Directions for this task: Report back each line of the records that contains the string "جلسه".

Data for this exercise:
━━━━━━━━━━━━━━━━━━━━

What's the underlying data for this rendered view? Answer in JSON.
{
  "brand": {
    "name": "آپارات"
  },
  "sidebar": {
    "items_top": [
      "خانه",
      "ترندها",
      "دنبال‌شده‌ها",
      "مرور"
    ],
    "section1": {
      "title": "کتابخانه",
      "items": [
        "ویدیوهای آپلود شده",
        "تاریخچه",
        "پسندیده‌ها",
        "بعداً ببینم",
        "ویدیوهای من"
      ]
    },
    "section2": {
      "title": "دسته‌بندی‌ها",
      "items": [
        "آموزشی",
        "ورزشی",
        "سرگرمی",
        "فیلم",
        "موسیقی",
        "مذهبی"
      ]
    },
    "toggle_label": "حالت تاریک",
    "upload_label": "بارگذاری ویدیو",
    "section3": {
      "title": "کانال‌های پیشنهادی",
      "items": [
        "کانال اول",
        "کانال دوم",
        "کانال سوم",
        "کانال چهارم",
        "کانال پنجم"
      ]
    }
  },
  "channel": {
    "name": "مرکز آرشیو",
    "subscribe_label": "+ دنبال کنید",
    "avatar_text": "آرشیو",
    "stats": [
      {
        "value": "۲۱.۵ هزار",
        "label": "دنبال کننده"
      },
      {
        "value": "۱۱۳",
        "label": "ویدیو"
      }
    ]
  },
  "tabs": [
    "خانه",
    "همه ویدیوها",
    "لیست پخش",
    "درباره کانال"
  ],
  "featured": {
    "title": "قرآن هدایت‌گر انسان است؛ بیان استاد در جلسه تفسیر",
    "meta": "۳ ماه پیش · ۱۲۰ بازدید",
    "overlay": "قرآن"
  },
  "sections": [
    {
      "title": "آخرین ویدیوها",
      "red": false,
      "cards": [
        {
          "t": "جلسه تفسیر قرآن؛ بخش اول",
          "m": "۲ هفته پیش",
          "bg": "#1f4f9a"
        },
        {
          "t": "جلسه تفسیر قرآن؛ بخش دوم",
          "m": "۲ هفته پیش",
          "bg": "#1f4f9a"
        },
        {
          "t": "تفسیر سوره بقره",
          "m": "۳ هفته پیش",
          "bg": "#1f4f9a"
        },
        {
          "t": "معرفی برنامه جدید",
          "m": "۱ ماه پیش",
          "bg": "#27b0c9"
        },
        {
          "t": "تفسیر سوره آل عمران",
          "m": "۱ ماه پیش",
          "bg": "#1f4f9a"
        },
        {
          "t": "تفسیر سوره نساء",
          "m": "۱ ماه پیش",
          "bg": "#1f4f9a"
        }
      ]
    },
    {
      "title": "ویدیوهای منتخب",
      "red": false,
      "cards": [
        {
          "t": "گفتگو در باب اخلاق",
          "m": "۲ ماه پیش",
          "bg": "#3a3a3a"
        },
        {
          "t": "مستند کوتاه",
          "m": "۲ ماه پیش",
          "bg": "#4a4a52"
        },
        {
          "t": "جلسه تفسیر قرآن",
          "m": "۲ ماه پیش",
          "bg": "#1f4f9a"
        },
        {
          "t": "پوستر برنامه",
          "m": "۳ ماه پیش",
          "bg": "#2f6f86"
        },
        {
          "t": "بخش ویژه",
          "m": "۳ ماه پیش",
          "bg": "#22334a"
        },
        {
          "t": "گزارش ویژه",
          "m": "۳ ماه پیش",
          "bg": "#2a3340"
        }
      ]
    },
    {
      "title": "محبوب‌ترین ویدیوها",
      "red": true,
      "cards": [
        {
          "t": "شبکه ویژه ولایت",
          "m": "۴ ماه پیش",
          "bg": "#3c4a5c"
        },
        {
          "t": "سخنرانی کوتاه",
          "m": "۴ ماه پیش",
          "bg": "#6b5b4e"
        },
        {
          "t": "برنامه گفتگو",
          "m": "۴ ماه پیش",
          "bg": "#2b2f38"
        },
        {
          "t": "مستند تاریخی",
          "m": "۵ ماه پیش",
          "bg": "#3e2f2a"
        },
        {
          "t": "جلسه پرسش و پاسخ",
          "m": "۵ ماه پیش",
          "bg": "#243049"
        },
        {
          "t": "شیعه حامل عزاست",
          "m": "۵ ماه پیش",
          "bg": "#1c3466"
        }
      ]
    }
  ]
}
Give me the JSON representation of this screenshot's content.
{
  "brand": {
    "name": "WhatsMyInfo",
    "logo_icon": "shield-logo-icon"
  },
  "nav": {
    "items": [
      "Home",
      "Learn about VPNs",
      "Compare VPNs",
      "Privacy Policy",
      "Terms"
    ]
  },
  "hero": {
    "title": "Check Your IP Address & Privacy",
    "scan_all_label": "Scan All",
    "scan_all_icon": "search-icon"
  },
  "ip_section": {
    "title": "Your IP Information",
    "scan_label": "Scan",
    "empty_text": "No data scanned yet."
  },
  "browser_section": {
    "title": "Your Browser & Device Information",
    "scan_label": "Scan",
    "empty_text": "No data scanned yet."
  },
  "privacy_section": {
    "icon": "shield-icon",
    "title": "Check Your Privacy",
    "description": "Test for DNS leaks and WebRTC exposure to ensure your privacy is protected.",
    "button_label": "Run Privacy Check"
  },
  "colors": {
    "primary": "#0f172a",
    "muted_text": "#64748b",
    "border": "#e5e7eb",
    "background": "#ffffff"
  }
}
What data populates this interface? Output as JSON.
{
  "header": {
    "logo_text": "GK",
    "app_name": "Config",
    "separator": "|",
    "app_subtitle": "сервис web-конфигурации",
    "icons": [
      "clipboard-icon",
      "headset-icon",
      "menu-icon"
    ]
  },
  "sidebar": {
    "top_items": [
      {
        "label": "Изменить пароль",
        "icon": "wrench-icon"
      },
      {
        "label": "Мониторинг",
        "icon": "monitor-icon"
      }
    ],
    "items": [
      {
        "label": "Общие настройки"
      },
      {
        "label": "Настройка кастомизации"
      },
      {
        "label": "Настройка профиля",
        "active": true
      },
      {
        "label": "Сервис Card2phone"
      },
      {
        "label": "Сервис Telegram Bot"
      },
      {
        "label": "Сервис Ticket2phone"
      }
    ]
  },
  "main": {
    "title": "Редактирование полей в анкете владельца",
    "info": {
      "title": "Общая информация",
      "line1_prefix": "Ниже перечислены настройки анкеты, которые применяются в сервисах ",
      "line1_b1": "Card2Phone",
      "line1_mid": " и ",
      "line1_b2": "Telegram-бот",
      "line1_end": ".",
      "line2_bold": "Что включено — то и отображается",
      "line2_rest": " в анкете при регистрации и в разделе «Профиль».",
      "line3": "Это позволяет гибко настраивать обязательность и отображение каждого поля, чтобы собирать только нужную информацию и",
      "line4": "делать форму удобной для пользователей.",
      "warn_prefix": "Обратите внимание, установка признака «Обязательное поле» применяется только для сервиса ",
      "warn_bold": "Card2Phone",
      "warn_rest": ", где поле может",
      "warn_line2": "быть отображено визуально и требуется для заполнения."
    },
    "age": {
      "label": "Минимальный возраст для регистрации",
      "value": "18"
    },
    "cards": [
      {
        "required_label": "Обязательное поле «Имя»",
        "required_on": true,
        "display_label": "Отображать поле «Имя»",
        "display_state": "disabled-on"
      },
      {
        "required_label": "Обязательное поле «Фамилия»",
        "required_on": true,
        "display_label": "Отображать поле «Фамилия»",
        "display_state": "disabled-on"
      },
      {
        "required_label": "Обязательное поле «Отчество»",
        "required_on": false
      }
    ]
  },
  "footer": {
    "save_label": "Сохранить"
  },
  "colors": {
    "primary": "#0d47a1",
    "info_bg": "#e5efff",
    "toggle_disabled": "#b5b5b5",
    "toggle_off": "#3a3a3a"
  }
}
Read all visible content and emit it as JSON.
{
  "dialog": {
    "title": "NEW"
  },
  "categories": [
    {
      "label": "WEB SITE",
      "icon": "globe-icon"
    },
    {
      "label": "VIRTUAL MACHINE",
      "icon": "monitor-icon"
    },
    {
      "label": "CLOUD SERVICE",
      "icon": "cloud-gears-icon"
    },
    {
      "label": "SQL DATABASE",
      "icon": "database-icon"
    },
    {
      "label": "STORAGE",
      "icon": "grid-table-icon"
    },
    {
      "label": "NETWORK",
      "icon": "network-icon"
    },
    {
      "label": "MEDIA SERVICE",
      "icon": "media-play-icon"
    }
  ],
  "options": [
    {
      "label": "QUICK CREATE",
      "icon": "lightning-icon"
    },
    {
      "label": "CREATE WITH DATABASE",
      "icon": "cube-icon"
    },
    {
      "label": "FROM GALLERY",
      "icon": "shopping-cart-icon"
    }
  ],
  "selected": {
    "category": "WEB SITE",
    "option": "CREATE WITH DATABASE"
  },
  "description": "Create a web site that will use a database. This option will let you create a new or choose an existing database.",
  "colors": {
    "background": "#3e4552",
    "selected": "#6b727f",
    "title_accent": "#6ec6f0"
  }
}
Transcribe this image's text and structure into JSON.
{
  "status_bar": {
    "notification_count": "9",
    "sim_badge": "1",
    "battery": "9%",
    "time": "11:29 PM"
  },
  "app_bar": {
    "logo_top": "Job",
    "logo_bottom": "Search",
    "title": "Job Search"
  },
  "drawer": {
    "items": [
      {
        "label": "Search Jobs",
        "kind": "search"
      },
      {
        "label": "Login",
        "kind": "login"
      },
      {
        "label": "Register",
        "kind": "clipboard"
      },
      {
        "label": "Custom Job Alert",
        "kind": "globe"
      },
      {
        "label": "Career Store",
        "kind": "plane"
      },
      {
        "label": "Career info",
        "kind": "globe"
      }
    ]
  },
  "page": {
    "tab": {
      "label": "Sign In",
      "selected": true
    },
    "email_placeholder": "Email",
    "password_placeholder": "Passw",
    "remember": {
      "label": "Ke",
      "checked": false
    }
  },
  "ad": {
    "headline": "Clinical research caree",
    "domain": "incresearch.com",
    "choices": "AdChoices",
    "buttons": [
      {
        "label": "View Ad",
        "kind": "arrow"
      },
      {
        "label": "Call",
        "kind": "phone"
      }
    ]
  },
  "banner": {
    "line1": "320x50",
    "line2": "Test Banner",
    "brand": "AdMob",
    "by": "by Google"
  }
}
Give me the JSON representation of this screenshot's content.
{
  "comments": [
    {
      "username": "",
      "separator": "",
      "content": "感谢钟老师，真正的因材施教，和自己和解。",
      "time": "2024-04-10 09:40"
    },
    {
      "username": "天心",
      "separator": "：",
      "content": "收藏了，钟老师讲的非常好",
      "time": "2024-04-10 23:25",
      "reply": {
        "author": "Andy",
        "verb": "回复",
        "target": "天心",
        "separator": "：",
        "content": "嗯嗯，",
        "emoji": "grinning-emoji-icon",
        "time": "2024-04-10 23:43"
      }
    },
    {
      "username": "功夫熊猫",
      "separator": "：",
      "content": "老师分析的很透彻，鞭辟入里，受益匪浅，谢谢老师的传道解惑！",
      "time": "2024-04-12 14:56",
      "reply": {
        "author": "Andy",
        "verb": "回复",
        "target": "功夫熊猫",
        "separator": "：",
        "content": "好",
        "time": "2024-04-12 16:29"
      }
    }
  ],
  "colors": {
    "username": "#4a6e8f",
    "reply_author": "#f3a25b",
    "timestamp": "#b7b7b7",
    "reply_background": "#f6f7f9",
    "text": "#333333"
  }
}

━━━━━━━━━━━━━━━━━━━━

Result of this task:
    "title": "قرآن هدایت‌گر انسان است؛ بیان استاد در جلسه تفسیر",
          "t": "جلسه تفسیر قرآن؛ بخش اول",
          "t": "جلسه تفسیر قرآن؛ بخش دوم",
          "t": "جلسه تفسیر قرآن",
          "t": "جلسه پرسش و پاسخ",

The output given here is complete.